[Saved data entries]
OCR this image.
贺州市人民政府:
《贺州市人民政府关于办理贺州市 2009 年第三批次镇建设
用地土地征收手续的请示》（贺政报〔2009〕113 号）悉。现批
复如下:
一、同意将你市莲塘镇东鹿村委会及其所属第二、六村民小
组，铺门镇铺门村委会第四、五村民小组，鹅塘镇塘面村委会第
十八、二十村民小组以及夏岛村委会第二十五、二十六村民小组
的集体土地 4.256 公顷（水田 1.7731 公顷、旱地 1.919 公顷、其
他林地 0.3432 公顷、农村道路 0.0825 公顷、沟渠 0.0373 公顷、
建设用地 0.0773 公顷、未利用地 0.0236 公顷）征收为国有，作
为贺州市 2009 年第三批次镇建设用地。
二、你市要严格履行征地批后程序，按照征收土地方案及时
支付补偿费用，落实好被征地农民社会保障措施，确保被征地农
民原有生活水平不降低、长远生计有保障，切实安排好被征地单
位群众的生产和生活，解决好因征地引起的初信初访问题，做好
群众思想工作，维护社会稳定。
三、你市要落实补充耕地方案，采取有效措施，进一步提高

## DIRECTIONS FOR THIS TASK
Output each entry precisely as given.

## ANSWER TO THIS EXERCISE
OCR this image.
贺州市人民政府:
《贺州市人民政府关于办理贺州市 2009 年第三批次镇建设
用地土地征收手续的请示》（贺政报〔2009〕113 号）悉。现批
复如下:
一、同意将你市莲塘镇东鹿村委会及其所属第二、六村民小
组，铺门镇铺门村委会第四、五村民小组，鹅塘镇塘面村委会第
十八、二十村民小组以及夏岛村委会第二十五、二十六村民小组
的集体土地 4.256 公顷（水田 1.7731 公顷、旱地 1.919 公顷、其
他林地 0.3432 公顷、农村道路 0.0825 公顷、沟渠 0.0373 公顷、
建设用地 0.0773 公顷、未利用地 0.0236 公顷）征收为国有，作
为贺州市 2009 年第三批次镇建设用地。
二、你市要严格履行征地批后程序，按照征收土地方案及时
支付补偿费用，落实好被征地农民社会保障措施，确保被征地农
民原有生活水平不降低、长远生计有保障，切实安排好被征地单
位群众的生产和生活，解决好因征地引起的初信初访问题，做好
群众思想工作，维护社会稳定。
三、你市要落实补充耕地方案，采取有效措施，进一步提高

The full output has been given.